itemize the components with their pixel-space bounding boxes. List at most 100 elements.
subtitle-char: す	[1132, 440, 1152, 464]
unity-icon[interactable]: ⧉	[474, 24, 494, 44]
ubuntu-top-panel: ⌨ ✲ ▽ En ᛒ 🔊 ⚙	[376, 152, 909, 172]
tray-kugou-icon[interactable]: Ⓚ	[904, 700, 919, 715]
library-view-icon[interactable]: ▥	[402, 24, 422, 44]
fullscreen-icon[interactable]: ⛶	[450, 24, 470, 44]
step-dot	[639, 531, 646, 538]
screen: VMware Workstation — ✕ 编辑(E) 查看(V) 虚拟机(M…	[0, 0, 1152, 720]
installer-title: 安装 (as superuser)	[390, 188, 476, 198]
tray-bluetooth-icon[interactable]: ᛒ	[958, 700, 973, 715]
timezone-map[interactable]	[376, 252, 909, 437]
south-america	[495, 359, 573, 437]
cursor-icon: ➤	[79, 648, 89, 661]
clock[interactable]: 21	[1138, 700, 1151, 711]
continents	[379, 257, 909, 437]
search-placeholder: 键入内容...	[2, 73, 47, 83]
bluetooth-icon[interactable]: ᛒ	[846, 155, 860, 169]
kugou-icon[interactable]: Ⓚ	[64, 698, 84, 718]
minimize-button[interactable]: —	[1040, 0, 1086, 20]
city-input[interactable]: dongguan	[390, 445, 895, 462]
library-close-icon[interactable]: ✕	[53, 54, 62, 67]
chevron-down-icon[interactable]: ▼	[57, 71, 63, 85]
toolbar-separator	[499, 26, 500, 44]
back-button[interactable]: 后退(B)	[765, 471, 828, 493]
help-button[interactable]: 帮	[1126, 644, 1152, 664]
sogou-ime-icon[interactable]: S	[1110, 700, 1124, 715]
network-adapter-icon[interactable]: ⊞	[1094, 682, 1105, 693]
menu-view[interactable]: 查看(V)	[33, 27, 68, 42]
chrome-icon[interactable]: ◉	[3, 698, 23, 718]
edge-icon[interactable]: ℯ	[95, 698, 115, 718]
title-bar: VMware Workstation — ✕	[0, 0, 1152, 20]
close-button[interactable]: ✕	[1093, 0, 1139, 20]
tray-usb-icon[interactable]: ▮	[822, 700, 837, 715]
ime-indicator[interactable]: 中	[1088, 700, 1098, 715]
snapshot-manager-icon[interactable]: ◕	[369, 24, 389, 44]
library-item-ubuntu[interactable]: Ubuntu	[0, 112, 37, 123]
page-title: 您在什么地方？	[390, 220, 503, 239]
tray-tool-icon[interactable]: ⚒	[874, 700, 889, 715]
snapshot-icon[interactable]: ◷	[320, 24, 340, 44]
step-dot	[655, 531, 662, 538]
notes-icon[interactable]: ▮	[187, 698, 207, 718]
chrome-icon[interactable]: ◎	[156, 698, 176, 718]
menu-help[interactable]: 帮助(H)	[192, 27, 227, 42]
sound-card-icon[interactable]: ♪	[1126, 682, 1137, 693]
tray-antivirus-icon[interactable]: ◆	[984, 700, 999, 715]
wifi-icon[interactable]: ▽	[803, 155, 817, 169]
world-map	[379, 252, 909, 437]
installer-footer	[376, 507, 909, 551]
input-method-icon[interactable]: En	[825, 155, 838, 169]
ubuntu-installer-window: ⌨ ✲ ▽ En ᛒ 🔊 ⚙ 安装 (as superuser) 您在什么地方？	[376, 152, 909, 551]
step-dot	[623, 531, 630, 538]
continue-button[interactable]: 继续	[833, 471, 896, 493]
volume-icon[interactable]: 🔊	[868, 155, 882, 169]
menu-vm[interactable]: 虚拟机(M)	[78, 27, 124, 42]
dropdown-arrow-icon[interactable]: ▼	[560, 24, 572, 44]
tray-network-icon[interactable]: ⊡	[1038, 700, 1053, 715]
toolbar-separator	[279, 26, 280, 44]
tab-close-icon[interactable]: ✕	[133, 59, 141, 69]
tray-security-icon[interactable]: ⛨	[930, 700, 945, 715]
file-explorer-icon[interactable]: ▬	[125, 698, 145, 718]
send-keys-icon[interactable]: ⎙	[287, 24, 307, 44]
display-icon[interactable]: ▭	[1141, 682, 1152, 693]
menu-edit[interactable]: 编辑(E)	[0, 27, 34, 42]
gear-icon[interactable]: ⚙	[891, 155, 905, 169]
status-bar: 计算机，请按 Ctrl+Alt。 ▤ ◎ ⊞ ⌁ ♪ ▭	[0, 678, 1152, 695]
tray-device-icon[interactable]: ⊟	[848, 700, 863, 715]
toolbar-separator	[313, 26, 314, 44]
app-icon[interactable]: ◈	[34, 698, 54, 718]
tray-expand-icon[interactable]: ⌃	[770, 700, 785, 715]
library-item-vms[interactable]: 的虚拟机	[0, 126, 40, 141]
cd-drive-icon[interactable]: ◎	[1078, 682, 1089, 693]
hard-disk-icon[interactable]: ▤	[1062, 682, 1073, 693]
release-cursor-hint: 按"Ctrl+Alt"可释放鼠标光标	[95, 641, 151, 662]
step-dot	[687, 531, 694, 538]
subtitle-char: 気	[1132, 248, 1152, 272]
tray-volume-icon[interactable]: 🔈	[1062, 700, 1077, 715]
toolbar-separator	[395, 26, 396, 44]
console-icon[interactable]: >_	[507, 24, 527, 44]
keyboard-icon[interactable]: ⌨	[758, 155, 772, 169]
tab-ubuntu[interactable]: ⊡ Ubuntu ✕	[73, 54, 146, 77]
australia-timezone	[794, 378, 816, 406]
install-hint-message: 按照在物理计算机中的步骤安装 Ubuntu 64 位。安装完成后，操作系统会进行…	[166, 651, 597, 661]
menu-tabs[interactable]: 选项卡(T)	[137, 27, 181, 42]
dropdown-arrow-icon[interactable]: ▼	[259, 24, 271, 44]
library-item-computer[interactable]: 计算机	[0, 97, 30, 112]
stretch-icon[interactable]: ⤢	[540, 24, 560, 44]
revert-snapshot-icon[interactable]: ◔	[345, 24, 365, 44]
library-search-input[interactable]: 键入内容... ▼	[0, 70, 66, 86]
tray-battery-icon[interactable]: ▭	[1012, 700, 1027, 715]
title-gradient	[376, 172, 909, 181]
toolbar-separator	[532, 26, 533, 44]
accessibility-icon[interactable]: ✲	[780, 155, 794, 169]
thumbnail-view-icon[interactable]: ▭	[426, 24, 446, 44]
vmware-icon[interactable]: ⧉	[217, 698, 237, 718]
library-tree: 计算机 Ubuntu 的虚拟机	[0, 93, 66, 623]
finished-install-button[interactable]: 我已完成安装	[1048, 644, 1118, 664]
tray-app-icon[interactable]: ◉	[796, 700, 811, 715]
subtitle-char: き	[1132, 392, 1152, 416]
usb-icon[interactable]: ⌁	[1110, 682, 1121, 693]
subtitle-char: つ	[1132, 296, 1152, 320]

..............................

Work to complete:
Could you find every line in the records above that contains the word "kugou" and copy it?

Answer to this problem:
tray-kugou-icon[interactable]: Ⓚ	[904, 700, 919, 715]
kugou-icon[interactable]: Ⓚ	[64, 698, 84, 718]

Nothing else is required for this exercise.